→ Extracted records
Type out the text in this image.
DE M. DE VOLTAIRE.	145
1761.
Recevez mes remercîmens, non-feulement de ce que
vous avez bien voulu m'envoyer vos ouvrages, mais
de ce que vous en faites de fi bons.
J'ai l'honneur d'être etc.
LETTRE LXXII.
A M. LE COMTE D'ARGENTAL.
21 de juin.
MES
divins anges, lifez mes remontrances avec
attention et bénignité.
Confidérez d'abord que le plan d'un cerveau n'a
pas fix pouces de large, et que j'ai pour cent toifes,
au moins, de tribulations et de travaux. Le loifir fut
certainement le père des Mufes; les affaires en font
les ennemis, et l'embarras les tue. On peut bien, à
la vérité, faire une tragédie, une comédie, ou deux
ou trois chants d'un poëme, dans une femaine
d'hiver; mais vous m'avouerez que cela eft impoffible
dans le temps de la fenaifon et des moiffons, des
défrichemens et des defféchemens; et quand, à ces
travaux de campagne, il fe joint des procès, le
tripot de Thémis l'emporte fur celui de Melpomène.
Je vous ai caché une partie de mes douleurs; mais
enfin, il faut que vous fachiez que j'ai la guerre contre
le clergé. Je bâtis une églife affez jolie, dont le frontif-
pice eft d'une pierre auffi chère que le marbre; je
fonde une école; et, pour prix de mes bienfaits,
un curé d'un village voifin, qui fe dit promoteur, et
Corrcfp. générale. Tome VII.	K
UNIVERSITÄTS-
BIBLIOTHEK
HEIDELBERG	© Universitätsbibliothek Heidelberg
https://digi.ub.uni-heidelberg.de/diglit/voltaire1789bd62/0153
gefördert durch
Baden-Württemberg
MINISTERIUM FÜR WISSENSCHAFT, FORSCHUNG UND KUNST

→ Written request
Give an exact repetition of all the material.

→ Correct output
Type out the text in this image.
DE M. DE VOLTAIRE.	145
1761.
Recevez mes remercîmens, non-feulement de ce que
vous avez bien voulu m'envoyer vos ouvrages, mais
de ce que vous en faites de fi bons.
J'ai l'honneur d'être etc.
LETTRE LXXII.
A M. LE COMTE D'ARGENTAL.
21 de juin.
MES
divins anges, lifez mes remontrances avec
attention et bénignité.
Confidérez d'abord que le plan d'un cerveau n'a
pas fix pouces de large, et que j'ai pour cent toifes,
au moins, de tribulations et de travaux. Le loifir fut
certainement le père des Mufes; les affaires en font
les ennemis, et l'embarras les tue. On peut bien, à
la vérité, faire une tragédie, une comédie, ou deux
ou trois chants d'un poëme, dans une femaine
d'hiver; mais vous m'avouerez que cela eft impoffible
dans le temps de la fenaifon et des moiffons, des
défrichemens et des defféchemens; et quand, à ces
travaux de campagne, il fe joint des procès, le
tripot de Thémis l'emporte fur celui de Melpomène.
Je vous ai caché une partie de mes douleurs; mais
enfin, il faut que vous fachiez que j'ai la guerre contre
le clergé. Je bâtis une églife affez jolie, dont le frontif-
pice eft d'une pierre auffi chère que le marbre; je
fonde une école; et, pour prix de mes bienfaits,
un curé d'un village voifin, qui fe dit promoteur, et
Corrcfp. générale. Tome VII.	K
UNIVERSITÄTS-
BIBLIOTHEK
HEIDELBERG	© Universitätsbibliothek Heidelberg
https://digi.ub.uni-heidelberg.de/diglit/voltaire1789bd62/0153
gefördert durch
Baden-Württemberg
MINISTERIUM FÜR WISSENSCHAFT, FORSCHUNG UND KUNST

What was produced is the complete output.